** What you are asked to do **
Return the complete listing that follows, with each line reproduced exactly.

**** Given data

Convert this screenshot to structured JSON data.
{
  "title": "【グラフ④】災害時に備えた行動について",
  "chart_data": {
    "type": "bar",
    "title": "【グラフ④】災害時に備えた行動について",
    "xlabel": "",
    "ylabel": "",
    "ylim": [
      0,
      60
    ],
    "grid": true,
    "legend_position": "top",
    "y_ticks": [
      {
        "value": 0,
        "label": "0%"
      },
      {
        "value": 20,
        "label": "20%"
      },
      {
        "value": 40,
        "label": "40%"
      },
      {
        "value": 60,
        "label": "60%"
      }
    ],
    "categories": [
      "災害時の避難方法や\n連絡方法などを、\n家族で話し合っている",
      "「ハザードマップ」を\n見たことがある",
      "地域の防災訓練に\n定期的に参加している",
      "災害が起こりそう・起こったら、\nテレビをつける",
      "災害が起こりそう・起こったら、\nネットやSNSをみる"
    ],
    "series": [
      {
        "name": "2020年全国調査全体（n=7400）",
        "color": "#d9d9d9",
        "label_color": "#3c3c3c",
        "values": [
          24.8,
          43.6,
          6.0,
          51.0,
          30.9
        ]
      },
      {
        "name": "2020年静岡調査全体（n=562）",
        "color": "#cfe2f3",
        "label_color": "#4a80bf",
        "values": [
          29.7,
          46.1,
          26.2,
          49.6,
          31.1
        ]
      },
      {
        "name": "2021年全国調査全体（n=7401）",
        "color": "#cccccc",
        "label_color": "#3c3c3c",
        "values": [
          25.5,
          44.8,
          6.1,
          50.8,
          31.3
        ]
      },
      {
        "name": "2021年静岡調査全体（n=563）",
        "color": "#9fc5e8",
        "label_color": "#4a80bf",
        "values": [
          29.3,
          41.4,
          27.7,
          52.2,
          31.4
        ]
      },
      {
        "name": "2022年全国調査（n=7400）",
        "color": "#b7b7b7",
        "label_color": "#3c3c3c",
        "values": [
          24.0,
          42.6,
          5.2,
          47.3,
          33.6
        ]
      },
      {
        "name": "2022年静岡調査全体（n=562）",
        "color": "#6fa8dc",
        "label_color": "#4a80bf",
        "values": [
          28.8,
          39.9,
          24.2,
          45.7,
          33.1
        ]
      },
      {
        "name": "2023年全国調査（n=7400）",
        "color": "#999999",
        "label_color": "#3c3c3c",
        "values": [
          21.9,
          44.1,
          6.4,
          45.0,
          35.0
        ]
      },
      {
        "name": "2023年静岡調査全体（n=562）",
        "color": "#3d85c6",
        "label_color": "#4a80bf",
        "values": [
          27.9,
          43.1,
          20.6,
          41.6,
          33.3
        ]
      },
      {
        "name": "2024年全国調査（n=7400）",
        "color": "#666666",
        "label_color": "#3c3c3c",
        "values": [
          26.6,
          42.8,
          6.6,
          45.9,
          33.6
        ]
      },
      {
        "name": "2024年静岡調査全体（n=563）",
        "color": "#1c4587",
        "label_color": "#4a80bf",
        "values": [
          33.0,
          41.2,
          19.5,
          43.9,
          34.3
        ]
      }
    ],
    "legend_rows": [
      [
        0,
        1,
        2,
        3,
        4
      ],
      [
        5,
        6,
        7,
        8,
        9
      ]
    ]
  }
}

********

** Worked answer **
Convert this screenshot to structured JSON data.
{
  "title": "【グラフ④】災害時に備えた行動について",
  "chart_data": {
    "type": "bar",
    "title": "【グラフ④】災害時に備えた行動について",
    "xlabel": "",
    "ylabel": "",
    "ylim": [
      0,
      60
    ],
    "grid": true,
    "legend_position": "top",
    "y_ticks": [
      {
        "value": 0,
        "label": "0%"
      },
      {
        "value": 20,
        "label": "20%"
      },
      {
        "value": 40,
        "label": "40%"
      },
      {
        "value": 60,
        "label": "60%"
      }
    ],
    "categories": [
      "災害時の避難方法や\n連絡方法などを、\n家族で話し合っている",
      "「ハザードマップ」を\n見たことがある",
      "地域の防災訓練に\n定期的に参加している",
      "災害が起こりそう・起こったら、\nテレビをつける",
      "災害が起こりそう・起こったら、\nネットやSNSをみる"
    ],
    "series": [
      {
        "name": "2020年全国調査全体（n=7400）",
        "color": "#d9d9d9",
        "label_color": "#3c3c3c",
        "values": [
          24.8,
          43.6,
          6.0,
          51.0,
          30.9
        ]
      },
      {
        "name": "2020年静岡調査全体（n=562）",
        "color": "#cfe2f3",
        "label_color": "#4a80bf",
        "values": [
          29.7,
          46.1,
          26.2,
          49.6,
          31.1
        ]
      },
      {
        "name": "2021年全国調査全体（n=7401）",
        "color": "#cccccc",
        "label_color": "#3c3c3c",
        "values": [
          25.5,
          44.8,
          6.1,
          50.8,
          31.3
        ]
      },
      {
        "name": "2021年静岡調査全体（n=563）",
        "color": "#9fc5e8",
        "label_color": "#4a80bf",
        "values": [
          29.3,
          41.4,
          27.7,
          52.2,
          31.4
        ]
      },
      {
        "name": "2022年全国調査（n=7400）",
        "color": "#b7b7b7",
        "label_color": "#3c3c3c",
        "values": [
          24.0,
          42.6,
          5.2,
          47.3,
          33.6
        ]
      },
      {
        "name": "2022年静岡調査全体（n=562）",
        "color": "#6fa8dc",
        "label_color": "#4a80bf",
        "values": [
          28.8,
          39.9,
          24.2,
          45.7,
          33.1
        ]
      },
      {
        "name": "2023年全国調査（n=7400）",
        "color": "#999999",
        "label_color": "#3c3c3c",
        "values": [
          21.9,
          44.1,
          6.4,
          45.0,
          35.0
        ]
      },
      {
        "name": "2023年静岡調査全体（n=562）",
        "color": "#3d85c6",
        "label_color": "#4a80bf",
        "values": [
          27.9,
          43.1,
          20.6,
          41.6,
          33.3
        ]
      },
      {
        "name": "2024年全国調査（n=7400）",
        "color": "#666666",
        "label_color": "#3c3c3c",
        "values": [
          26.6,
          42.8,
          6.6,
          45.9,
          33.6
        ]
      },
      {
        "name": "2024年静岡調査全体（n=563）",
        "color": "#1c4587",
        "label_color": "#4a80bf",
        "values": [
          33.0,
          41.2,
          19.5,
          43.9,
          34.3
        ]
      }
    ],
    "legend_rows": [
      [
        0,
        1,
        2,
        3,
        4
      ],
      [
        5,
        6,
        7,
        8,
        9
      ]
    ]
  }
}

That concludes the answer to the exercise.